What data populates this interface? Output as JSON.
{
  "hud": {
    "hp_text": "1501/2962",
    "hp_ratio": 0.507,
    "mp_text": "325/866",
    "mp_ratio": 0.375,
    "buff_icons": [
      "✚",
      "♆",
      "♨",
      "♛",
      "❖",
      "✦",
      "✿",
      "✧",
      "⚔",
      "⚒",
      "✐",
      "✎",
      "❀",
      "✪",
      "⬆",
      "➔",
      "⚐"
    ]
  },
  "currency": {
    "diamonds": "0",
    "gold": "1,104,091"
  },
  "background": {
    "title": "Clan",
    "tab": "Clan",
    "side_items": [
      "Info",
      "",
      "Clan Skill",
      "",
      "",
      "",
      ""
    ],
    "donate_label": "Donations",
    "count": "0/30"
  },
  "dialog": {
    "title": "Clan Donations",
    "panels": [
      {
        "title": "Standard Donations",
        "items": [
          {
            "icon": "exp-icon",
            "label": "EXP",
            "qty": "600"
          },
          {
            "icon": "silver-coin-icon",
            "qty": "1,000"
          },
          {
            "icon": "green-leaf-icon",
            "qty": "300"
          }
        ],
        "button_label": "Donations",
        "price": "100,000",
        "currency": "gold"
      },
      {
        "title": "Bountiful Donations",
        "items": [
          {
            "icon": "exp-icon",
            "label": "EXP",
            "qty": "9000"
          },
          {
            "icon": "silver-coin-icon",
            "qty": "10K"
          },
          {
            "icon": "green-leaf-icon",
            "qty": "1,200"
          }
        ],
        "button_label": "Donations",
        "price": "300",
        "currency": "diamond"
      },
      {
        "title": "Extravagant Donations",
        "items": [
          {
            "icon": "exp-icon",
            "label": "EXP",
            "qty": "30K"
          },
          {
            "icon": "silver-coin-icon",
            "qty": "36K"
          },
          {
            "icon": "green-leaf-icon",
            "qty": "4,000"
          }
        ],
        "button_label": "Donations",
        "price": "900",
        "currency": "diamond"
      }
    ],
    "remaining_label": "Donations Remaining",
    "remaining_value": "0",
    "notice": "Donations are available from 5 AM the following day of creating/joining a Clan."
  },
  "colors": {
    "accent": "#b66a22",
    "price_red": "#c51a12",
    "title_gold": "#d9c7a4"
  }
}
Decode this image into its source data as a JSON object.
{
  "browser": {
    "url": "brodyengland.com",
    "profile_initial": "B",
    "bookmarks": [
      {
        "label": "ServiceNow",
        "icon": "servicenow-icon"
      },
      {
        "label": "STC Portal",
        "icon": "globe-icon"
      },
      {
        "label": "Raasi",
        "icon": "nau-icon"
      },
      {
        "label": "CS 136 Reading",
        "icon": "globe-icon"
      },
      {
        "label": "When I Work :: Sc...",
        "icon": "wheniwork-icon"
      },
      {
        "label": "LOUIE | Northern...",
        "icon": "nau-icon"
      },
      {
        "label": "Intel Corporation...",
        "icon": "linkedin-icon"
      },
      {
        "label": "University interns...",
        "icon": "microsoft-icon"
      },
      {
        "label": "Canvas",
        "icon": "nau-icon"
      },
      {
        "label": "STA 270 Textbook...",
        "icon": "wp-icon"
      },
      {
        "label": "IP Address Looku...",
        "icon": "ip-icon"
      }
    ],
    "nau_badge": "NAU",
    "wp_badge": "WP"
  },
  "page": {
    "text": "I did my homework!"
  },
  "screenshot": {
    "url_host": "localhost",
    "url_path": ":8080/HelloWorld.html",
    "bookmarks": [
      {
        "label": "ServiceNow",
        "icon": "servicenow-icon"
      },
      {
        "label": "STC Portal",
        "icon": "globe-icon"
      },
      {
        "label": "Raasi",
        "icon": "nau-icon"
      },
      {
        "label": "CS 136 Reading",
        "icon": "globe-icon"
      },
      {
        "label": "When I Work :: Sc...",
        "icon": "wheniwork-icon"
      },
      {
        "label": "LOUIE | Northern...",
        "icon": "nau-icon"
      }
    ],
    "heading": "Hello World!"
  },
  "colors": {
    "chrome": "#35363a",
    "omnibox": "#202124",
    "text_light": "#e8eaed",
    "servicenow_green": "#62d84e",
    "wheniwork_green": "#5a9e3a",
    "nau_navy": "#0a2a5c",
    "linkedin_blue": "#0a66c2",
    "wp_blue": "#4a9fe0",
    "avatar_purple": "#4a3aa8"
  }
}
_ _ _
### GOAL:
Give only the number of lines in the material above where the string "Clan" appears.

### RESPONSE TO THIS TASK:
5